_WHAT NEEDS TO BE DONE_: Find every line with the word "METU" and report how many there are, without any other text.

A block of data
## Start
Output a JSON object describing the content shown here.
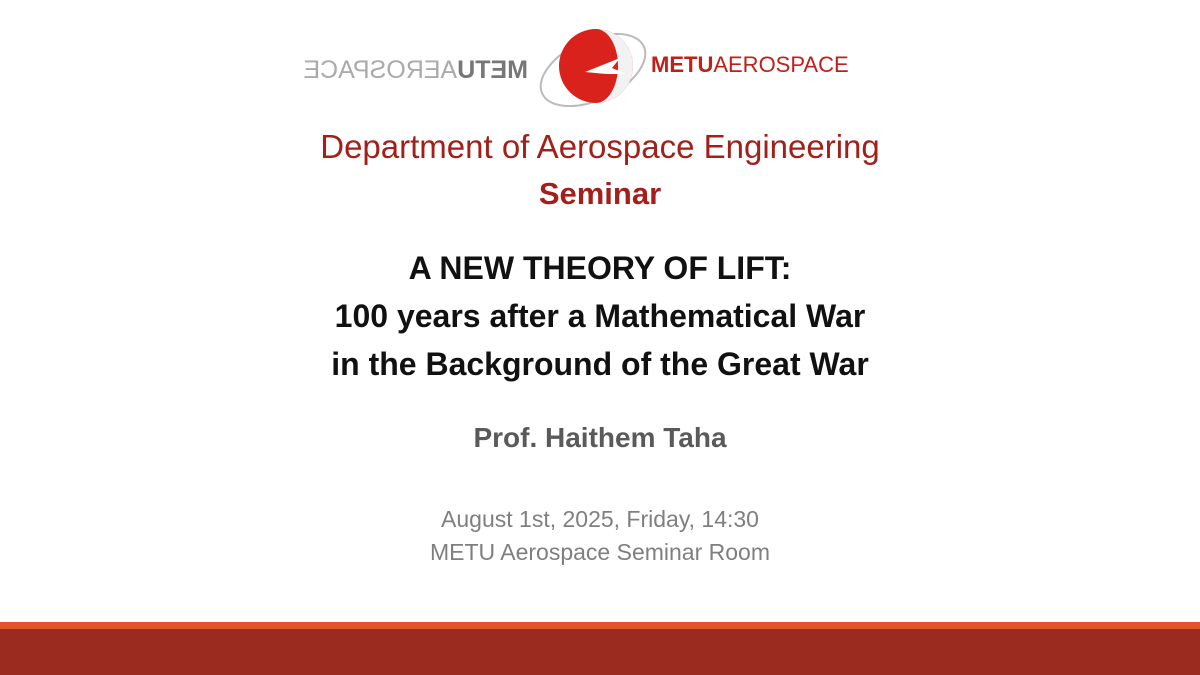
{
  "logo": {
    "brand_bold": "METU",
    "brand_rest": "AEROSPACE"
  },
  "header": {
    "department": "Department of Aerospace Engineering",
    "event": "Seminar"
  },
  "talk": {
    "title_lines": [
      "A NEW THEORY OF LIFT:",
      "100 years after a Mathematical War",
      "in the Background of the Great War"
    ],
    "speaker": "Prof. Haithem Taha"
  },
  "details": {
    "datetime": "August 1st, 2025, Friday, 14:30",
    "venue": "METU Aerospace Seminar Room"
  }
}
## End
_REPLY_: 2